#### Instruction:
List all lines in the material below that contain "MyLockStrategy".

- - -

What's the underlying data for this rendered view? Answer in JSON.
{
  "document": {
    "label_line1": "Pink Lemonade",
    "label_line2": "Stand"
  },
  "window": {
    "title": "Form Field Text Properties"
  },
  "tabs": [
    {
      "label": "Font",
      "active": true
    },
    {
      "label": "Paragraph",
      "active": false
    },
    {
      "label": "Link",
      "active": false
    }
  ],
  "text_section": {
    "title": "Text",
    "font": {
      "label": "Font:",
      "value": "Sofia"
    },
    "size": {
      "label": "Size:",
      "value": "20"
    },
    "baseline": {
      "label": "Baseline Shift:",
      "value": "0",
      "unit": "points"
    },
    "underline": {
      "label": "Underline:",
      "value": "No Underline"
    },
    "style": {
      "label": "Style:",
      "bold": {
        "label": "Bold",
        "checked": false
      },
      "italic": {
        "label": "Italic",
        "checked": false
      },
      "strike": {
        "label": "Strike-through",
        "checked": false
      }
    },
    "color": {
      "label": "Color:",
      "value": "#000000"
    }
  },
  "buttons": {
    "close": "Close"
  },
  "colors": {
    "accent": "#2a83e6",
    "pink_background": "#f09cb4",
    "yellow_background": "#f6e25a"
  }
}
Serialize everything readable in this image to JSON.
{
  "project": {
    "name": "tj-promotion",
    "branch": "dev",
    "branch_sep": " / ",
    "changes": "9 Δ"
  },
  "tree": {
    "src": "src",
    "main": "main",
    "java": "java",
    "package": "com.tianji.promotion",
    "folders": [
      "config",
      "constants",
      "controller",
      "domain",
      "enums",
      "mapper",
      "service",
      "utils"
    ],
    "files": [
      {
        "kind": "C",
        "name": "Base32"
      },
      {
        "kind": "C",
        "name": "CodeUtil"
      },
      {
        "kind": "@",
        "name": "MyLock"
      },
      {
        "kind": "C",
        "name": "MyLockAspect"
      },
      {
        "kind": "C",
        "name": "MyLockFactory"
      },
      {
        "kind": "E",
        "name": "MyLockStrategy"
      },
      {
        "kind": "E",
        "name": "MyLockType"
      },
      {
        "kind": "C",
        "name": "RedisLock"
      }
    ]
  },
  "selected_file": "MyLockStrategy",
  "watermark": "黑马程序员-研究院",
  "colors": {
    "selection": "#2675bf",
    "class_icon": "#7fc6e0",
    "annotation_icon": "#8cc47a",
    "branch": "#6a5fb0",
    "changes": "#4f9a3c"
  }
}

- - -

#### Finished task:
        "name": "MyLockStrategy"
  "selected_file": "MyLockStrategy",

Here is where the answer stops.